■ Exercise brief
Return every record exactly as written.

***** Provided records

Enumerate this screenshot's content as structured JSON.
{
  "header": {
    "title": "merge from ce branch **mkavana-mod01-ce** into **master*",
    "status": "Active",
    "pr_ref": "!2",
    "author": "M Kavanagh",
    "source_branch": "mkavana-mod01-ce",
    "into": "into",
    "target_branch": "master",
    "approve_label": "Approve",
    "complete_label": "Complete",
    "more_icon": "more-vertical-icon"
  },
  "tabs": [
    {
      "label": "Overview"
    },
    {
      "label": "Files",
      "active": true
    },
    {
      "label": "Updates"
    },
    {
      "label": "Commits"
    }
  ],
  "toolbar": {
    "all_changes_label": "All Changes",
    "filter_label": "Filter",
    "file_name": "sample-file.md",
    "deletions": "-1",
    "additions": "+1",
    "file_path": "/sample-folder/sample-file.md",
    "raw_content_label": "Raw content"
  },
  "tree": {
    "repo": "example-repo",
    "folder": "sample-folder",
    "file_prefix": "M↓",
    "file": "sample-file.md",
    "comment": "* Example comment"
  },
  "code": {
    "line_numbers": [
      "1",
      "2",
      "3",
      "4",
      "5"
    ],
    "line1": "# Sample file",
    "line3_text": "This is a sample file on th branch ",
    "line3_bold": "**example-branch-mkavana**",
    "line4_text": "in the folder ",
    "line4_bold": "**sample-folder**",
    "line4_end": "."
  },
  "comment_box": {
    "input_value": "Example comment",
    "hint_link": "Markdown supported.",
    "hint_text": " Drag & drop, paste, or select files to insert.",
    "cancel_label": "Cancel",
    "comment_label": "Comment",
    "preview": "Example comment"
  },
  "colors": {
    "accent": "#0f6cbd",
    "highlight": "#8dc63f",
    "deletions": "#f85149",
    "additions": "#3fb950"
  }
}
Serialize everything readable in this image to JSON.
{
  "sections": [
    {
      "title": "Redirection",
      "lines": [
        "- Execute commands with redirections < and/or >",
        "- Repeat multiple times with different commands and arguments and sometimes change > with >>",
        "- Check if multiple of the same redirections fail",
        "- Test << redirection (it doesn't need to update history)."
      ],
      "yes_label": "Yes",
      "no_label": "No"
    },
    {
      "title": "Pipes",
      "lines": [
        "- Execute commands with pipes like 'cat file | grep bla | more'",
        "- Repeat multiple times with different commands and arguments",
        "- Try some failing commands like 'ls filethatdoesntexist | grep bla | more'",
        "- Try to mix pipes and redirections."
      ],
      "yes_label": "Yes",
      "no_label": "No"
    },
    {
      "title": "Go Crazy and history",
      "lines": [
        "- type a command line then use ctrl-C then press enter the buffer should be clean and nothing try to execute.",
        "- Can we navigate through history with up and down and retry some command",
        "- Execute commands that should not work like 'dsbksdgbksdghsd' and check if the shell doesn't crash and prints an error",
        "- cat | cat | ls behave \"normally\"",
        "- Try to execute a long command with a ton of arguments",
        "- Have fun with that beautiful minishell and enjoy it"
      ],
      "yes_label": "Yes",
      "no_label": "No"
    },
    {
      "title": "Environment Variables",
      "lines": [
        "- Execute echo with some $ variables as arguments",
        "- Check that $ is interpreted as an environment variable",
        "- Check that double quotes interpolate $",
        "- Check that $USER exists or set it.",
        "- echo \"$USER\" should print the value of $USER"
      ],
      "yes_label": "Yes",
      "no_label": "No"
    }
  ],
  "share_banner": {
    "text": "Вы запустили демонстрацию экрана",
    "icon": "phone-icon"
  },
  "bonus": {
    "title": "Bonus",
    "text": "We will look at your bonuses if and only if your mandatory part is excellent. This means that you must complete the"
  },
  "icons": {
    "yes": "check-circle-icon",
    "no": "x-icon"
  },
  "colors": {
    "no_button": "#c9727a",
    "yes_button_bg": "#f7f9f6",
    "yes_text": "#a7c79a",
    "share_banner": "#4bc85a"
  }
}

**********

■ Solved exercise
Enumerate this screenshot's content as structured JSON.
{
  "header": {
    "title": "merge from ce branch **mkavana-mod01-ce** into **master*",
    "status": "Active",
    "pr_ref": "!2",
    "author": "M Kavanagh",
    "source_branch": "mkavana-mod01-ce",
    "into": "into",
    "target_branch": "master",
    "approve_label": "Approve",
    "complete_label": "Complete",
    "more_icon": "more-vertical-icon"
  },
  "tabs": [
    {
      "label": "Overview"
    },
    {
      "label": "Files",
      "active": true
    },
    {
      "label": "Updates"
    },
    {
      "label": "Commits"
    }
  ],
  "toolbar": {
    "all_changes_label": "All Changes",
    "filter_label": "Filter",
    "file_name": "sample-file.md",
    "deletions": "-1",
    "additions": "+1",
    "file_path": "/sample-folder/sample-file.md",
    "raw_content_label": "Raw content"
  },
  "tree": {
    "repo": "example-repo",
    "folder": "sample-folder",
    "file_prefix": "M↓",
    "file": "sample-file.md",
    "comment": "* Example comment"
  },
  "code": {
    "line_numbers": [
      "1",
      "2",
      "3",
      "4",
      "5"
    ],
    "line1": "# Sample file",
    "line3_text": "This is a sample file on th branch ",
    "line3_bold": "**example-branch-mkavana**",
    "line4_text": "in the folder ",
    "line4_bold": "**sample-folder**",
    "line4_end": "."
  },
  "comment_box": {
    "input_value": "Example comment",
    "hint_link": "Markdown supported.",
    "hint_text": " Drag & drop, paste, or select files to insert.",
    "cancel_label": "Cancel",
    "comment_label": "Comment",
    "preview": "Example comment"
  },
  "colors": {
    "accent": "#0f6cbd",
    "highlight": "#8dc63f",
    "deletions": "#f85149",
    "additions": "#3fb950"
  }
}
Serialize everything readable in this image to JSON.
{
  "sections": [
    {
      "title": "Redirection",
      "lines": [
        "- Execute commands with redirections < and/or >",
        "- Repeat multiple times with different commands and arguments and sometimes change > with >>",
        "- Check if multiple of the same redirections fail",
        "- Test << redirection (it doesn't need to update history)."
      ],
      "yes_label": "Yes",
      "no_label": "No"
    },
    {
      "title": "Pipes",
      "lines": [
        "- Execute commands with pipes like 'cat file | grep bla | more'",
        "- Repeat multiple times with different commands and arguments",
        "- Try some failing commands like 'ls filethatdoesntexist | grep bla | more'",
        "- Try to mix pipes and redirections."
      ],
      "yes_label": "Yes",
      "no_label": "No"
    },
    {
      "title": "Go Crazy and history",
      "lines": [
        "- type a command line then use ctrl-C then press enter the buffer should be clean and nothing try to execute.",
        "- Can we navigate through history with up and down and retry some command",
        "- Execute commands that should not work like 'dsbksdgbksdghsd' and check if the shell doesn't crash and prints an error",
        "- cat | cat | ls behave \"normally\"",
        "- Try to execute a long command with a ton of arguments",
        "- Have fun with that beautiful minishell and enjoy it"
      ],
      "yes_label": "Yes",
      "no_label": "No"
    },
    {
      "title": "Environment Variables",
      "lines": [
        "- Execute echo with some $ variables as arguments",
        "- Check that $ is interpreted as an environment variable",
        "- Check that double quotes interpolate $",
        "- Check that $USER exists or set it.",
        "- echo \"$USER\" should print the value of $USER"
      ],
      "yes_label": "Yes",
      "no_label": "No"
    }
  ],
  "share_banner": {
    "text": "Вы запустили демонстрацию экрана",
    "icon": "phone-icon"
  },
  "bonus": {
    "title": "Bonus",
    "text": "We will look at your bonuses if and only if your mandatory part is excellent. This means that you must complete the"
  },
  "icons": {
    "yes": "check-circle-icon",
    "no": "x-icon"
  },
  "colors": {
    "no_button": "#c9727a",
    "yes_button_bg": "#f7f9f6",
    "yes_text": "#a7c79a",
    "share_banner": "#4bc85a"
  }
}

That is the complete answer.